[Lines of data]

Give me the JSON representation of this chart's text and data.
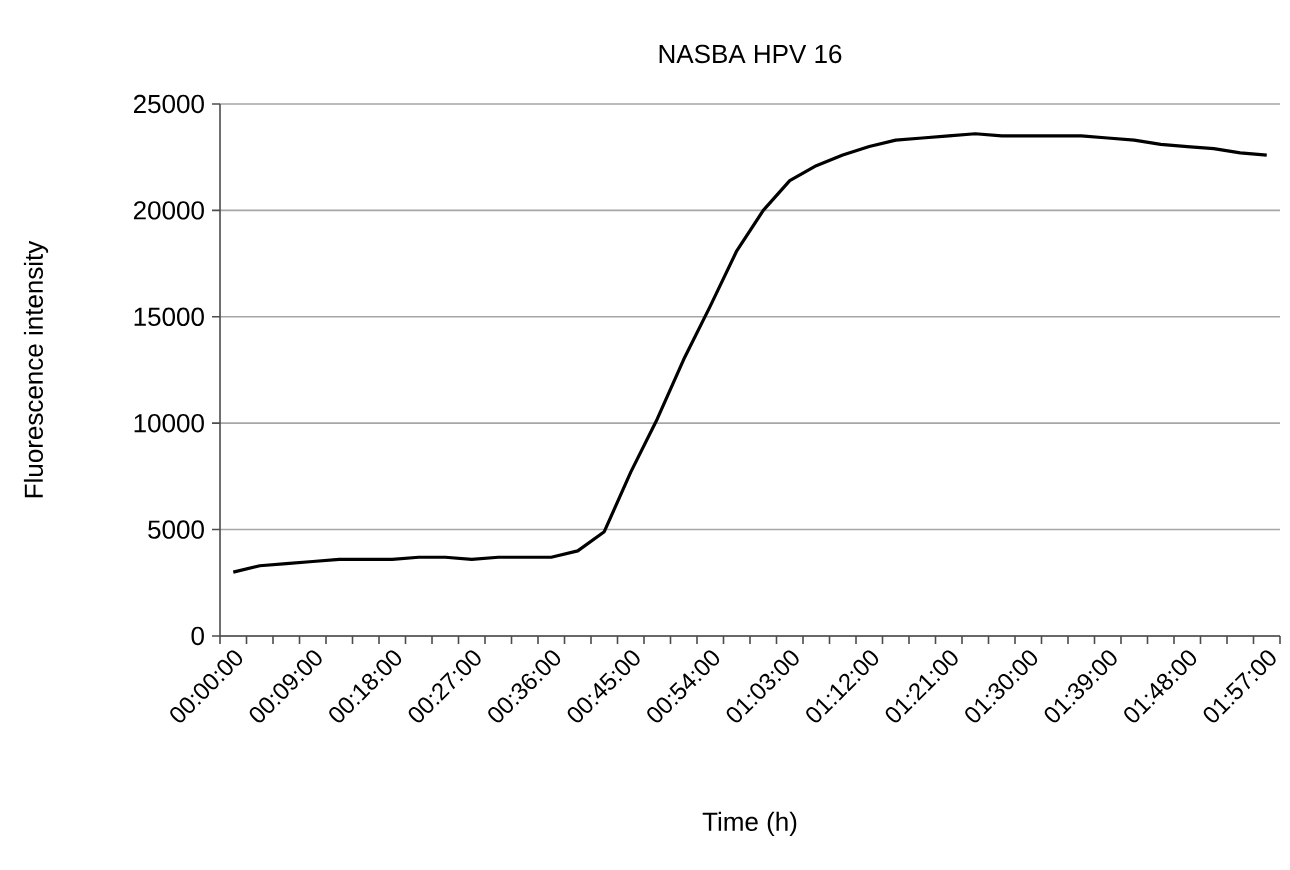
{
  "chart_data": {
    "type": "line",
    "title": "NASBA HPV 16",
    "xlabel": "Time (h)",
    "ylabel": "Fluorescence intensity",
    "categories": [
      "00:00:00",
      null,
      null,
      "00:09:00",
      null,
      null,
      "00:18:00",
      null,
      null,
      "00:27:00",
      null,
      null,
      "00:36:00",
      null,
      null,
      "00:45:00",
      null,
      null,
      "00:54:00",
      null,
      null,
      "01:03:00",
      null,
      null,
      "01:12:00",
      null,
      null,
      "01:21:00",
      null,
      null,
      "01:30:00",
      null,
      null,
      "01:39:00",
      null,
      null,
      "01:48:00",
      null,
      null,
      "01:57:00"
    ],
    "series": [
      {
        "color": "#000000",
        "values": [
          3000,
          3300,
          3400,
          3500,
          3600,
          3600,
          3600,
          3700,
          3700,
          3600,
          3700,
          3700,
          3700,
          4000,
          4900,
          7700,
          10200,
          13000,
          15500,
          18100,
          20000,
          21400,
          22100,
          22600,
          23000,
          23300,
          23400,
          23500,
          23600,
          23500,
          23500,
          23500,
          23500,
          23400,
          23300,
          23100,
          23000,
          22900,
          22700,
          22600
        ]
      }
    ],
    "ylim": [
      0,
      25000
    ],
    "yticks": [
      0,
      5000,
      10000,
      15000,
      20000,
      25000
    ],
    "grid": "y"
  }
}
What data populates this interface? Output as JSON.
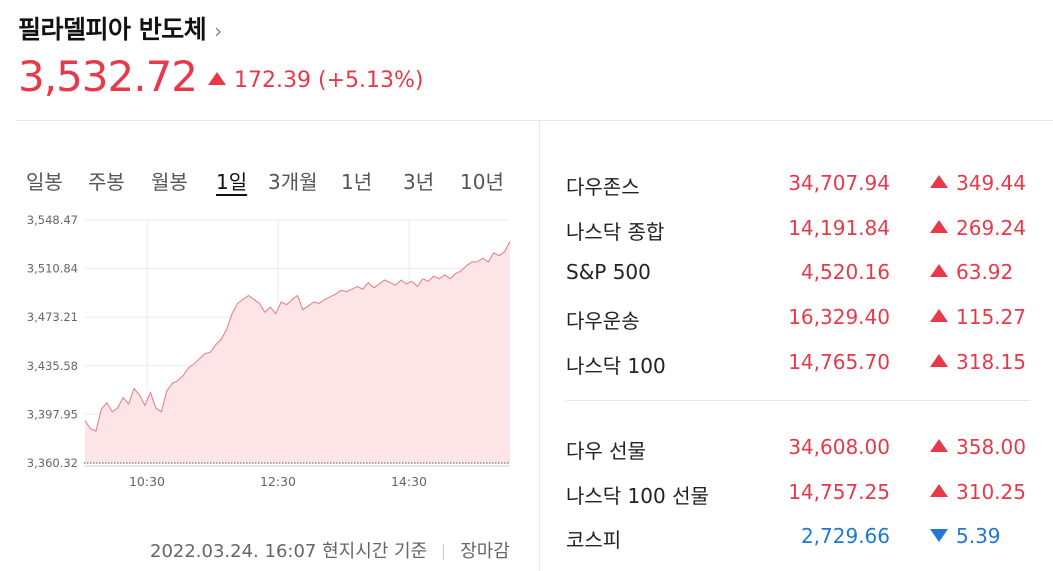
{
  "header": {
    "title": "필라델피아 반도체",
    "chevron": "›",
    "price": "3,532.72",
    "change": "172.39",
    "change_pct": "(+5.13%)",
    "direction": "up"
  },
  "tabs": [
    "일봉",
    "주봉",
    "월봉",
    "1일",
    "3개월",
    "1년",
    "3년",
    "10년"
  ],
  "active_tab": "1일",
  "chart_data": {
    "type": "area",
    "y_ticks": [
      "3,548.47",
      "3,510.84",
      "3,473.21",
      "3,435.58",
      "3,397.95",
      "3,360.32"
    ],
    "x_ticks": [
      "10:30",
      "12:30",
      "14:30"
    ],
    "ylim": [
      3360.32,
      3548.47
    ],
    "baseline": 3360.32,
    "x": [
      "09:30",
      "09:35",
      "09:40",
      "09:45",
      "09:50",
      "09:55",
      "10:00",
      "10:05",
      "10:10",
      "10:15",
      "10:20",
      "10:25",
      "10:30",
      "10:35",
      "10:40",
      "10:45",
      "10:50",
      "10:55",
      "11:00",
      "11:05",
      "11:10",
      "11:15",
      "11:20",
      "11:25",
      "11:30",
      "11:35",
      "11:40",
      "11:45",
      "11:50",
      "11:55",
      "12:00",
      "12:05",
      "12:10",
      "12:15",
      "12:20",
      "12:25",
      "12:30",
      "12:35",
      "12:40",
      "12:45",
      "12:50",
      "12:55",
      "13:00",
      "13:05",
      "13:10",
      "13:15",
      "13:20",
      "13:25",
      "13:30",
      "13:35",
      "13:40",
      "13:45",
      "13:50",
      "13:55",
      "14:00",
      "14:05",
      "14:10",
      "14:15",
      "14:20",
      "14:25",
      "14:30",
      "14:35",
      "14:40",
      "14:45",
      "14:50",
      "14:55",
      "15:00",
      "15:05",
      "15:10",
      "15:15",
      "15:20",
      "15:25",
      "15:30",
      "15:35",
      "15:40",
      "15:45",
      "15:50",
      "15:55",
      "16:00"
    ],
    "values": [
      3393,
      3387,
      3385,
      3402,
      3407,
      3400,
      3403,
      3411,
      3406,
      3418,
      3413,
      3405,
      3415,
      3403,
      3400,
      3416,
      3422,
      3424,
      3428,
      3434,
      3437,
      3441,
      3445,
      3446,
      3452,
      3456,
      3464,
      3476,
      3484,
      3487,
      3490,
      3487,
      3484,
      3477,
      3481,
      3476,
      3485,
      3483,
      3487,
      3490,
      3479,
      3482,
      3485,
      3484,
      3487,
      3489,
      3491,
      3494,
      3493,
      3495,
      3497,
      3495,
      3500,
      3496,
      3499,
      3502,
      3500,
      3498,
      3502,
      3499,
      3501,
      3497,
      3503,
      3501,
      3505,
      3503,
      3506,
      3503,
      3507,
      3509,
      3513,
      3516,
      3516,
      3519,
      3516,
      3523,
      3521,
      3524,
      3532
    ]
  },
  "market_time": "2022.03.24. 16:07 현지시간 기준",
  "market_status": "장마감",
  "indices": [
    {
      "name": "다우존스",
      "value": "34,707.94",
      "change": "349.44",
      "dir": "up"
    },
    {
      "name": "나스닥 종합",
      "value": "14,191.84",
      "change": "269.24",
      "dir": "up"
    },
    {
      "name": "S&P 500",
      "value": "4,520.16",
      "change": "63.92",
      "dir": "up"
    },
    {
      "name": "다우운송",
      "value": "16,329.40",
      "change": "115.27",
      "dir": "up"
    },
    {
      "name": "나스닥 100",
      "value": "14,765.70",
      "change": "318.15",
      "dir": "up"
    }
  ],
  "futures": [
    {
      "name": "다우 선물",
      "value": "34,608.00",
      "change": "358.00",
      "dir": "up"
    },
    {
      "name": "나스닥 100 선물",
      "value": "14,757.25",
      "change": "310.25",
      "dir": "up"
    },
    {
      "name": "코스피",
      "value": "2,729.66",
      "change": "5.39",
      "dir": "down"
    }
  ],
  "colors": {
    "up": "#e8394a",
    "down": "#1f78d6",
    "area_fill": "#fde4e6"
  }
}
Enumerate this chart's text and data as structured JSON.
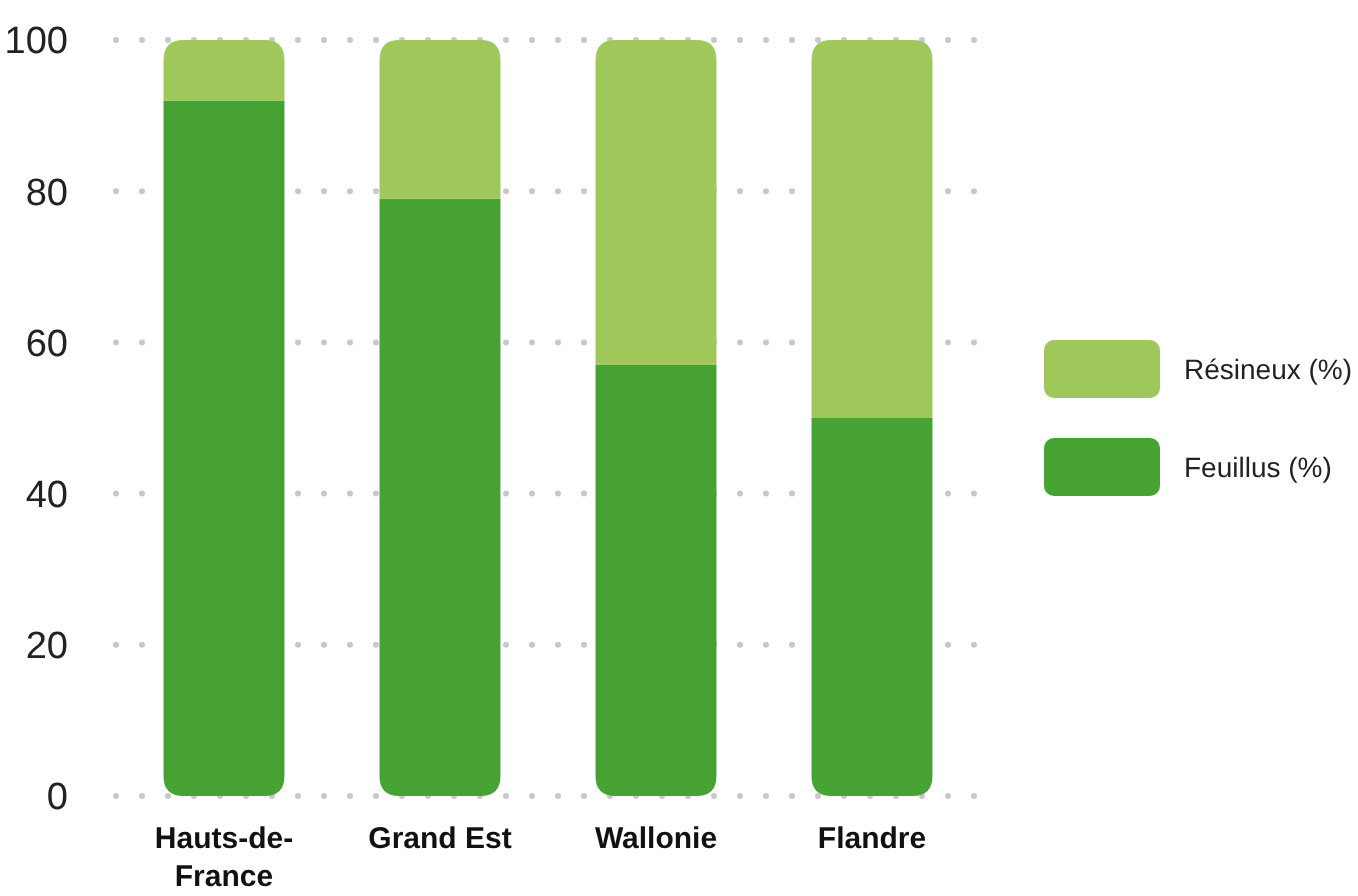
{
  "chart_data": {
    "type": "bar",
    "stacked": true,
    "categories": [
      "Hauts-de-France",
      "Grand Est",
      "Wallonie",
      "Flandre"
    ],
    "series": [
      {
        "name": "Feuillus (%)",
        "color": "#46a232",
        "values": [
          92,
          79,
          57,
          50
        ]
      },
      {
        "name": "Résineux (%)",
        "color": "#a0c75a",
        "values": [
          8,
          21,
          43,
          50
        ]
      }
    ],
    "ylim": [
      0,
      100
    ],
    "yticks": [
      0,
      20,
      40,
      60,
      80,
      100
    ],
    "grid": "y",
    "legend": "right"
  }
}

- **Short problem**: Quote the material word for word, dropping any images it holds.

- **Final result**:
Give me the JSON representation of this chart's text and data.
{
  "chart_data": {
    "type": "line",
    "title": "NASBA HPV 16",
    "xlabel": "Time (h)",
    "ylabel": "Fluorescence intensity",
    "categories": [
      "00:00:00",
      null,
      null,
      "00:09:00",
      null,
      null,
      "00:18:00",
      null,
      null,
      "00:27:00",
      null,
      null,
      "00:36:00",
      null,
      null,
      "00:45:00",
      null,
      null,
      "00:54:00",
      null,
      null,
      "01:03:00",
      null,
      null,
      "01:12:00",
      null,
      null,
      "01:21:00",
      null,
      null,
      "01:30:00",
      null,
      null,
      "01:39:00",
      null,
      null,
      "01:48:00",
      null,
      null,
      "01:57:00"
    ],
    "series": [
      {
        "color": "#000000",
        "values": [
          3000,
          3300,
          3400,
          3500,
          3600,
          3600,
          3600,
          3700,
          3700,
          3600,
          3700,
          3700,
          3700,
          4000,
          4900,
          7700,
          10200,
          13000,
          15500,
          18100,
          20000,
          21400,
          22100,
          22600,
          23000,
          23300,
          23400,
          23500,
          23600,
          23500,
          23500,
          23500,
          23500,
          23400,
          23300,
          23100,
          23000,
          22900,
          22700,
          22600
        ]
      }
    ],
    "ylim": [
      0,
      25000
    ],
    "yticks": [
      0,
      5000,
      10000,
      15000,
      20000,
      25000
    ],
    "grid": "y"
  }
}
What data populates this interface? Output as JSON.
{
  "header": {
    "title": "필라델피아 반도체",
    "chevron": "›",
    "price": "3,532.72",
    "change": "172.39",
    "change_pct": "(+5.13%)",
    "direction": "up"
  },
  "tabs": [
    "일봉",
    "주봉",
    "월봉",
    "1일",
    "3개월",
    "1년",
    "3년",
    "10년"
  ],
  "active_tab": "1일",
  "chart_data": {
    "type": "area",
    "y_ticks": [
      "3,548.47",
      "3,510.84",
      "3,473.21",
      "3,435.58",
      "3,397.95",
      "3,360.32"
    ],
    "x_ticks": [
      "10:30",
      "12:30",
      "14:30"
    ],
    "ylim": [
      3360.32,
      3548.47
    ],
    "baseline": 3360.32,
    "x": [
      "09:30",
      "09:35",
      "09:40",
      "09:45",
      "09:50",
      "09:55",
      "10:00",
      "10:05",
      "10:10",
      "10:15",
      "10:20",
      "10:25",
      "10:30",
      "10:35",
      "10:40",
      "10:45",
      "10:50",
      "10:55",
      "11:00",
      "11:05",
      "11:10",
      "11:15",
      "11:20",
      "11:25",
      "11:30",
      "11:35",
      "11:40",
      "11:45",
      "11:50",
      "11:55",
      "12:00",
      "12:05",
      "12:10",
      "12:15",
      "12:20",
      "12:25",
      "12:30",
      "12:35",
      "12:40",
      "12:45",
      "12:50",
      "12:55",
      "13:00",
      "13:05",
      "13:10",
      "13:15",
      "13:20",
      "13:25",
      "13:30",
      "13:35",
      "13:40",
      "13:45",
      "13:50",
      "13:55",
      "14:00",
      "14:05",
      "14:10",
      "14:15",
      "14:20",
      "14:25",
      "14:30",
      "14:35",
      "14:40",
      "14:45",
      "14:50",
      "14:55",
      "15:00",
      "15:05",
      "15:10",
      "15:15",
      "15:20",
      "15:25",
      "15:30",
      "15:35",
      "15:40",
      "15:45",
      "15:50",
      "15:55",
      "16:00"
    ],
    "values": [
      3393,
      3387,
      3385,
      3402,
      3407,
      3400,
      3403,
      3411,
      3406,
      3418,
      3413,
      3405,
      3415,
      3403,
      3400,
      3416,
      3422,
      3424,
      3428,
      3434,
      3437,
      3441,
      3445,
      3446,
      3452,
      3456,
      3464,
      3476,
      3484,
      3487,
      3490,
      3487,
      3484,
      3477,
      3481,
      3476,
      3485,
      3483,
      3487,
      3490,
      3479,
      3482,
      3485,
      3484,
      3487,
      3489,
      3491,
      3494,
      3493,
      3495,
      3497,
      3495,
      3500,
      3496,
      3499,
      3502,
      3500,
      3498,
      3502,
      3499,
      3501,
      3497,
      3503,
      3501,
      3505,
      3503,
      3506,
      3503,
      3507,
      3509,
      3513,
      3516,
      3516,
      3519,
      3516,
      3523,
      3521,
      3524,
      3532
    ]
  },
  "market_time": "2022.03.24. 16:07 현지시간 기준",
  "market_status": "장마감",
  "indices": [
    {
      "name": "다우존스",
      "value": "34,707.94",
      "change": "349.44",
      "dir": "up"
    },
    {
      "name": "나스닥 종합",
      "value": "14,191.84",
      "change": "269.24",
      "dir": "up"
    },
    {
      "name": "S&P 500",
      "value": "4,520.16",
      "change": "63.92",
      "dir": "up"
    },
    {
      "name": "다우운송",
      "value": "16,329.40",
      "change": "115.27",
      "dir": "up"
    },
    {
      "name": "나스닥 100",
      "value": "14,765.70",
      "change": "318.15",
      "dir": "up"
    }
  ],
  "futures": [
    {
      "name": "다우 선물",
      "value": "34,608.00",
      "change": "358.00",
      "dir": "up"
    },
    {
      "name": "나스닥 100 선물",
      "value": "14,757.25",
      "change": "310.25",
      "dir": "up"
    },
    {
      "name": "코스피",
      "value": "2,729.66",
      "change": "5.39",
      "dir": "down"
    }
  ],
  "colors": {
    "up": "#e8394a",
    "down": "#1f78d6",
    "area_fill": "#fde4e6"
  }
}
Enumerate this chart's text and data as structured JSON.
{
  "chart_data": {
    "type": "bar",
    "stacked": true,
    "categories": [
      "Hauts-de-France",
      "Grand Est",
      "Wallonie",
      "Flandre"
    ],
    "series": [
      {
        "name": "Feuillus (%)",
        "color": "#46a232",
        "values": [
          92,
          79,
          57,
          50
        ]
      },
      {
        "name": "Résineux (%)",
        "color": "#a0c75a",
        "values": [
          8,
          21,
          43,
          50
        ]
      }
    ],
    "ylim": [
      0,
      100
    ],
    "yticks": [
      0,
      20,
      40,
      60,
      80,
      100
    ],
    "grid": "y",
    "legend": "right"
  }
}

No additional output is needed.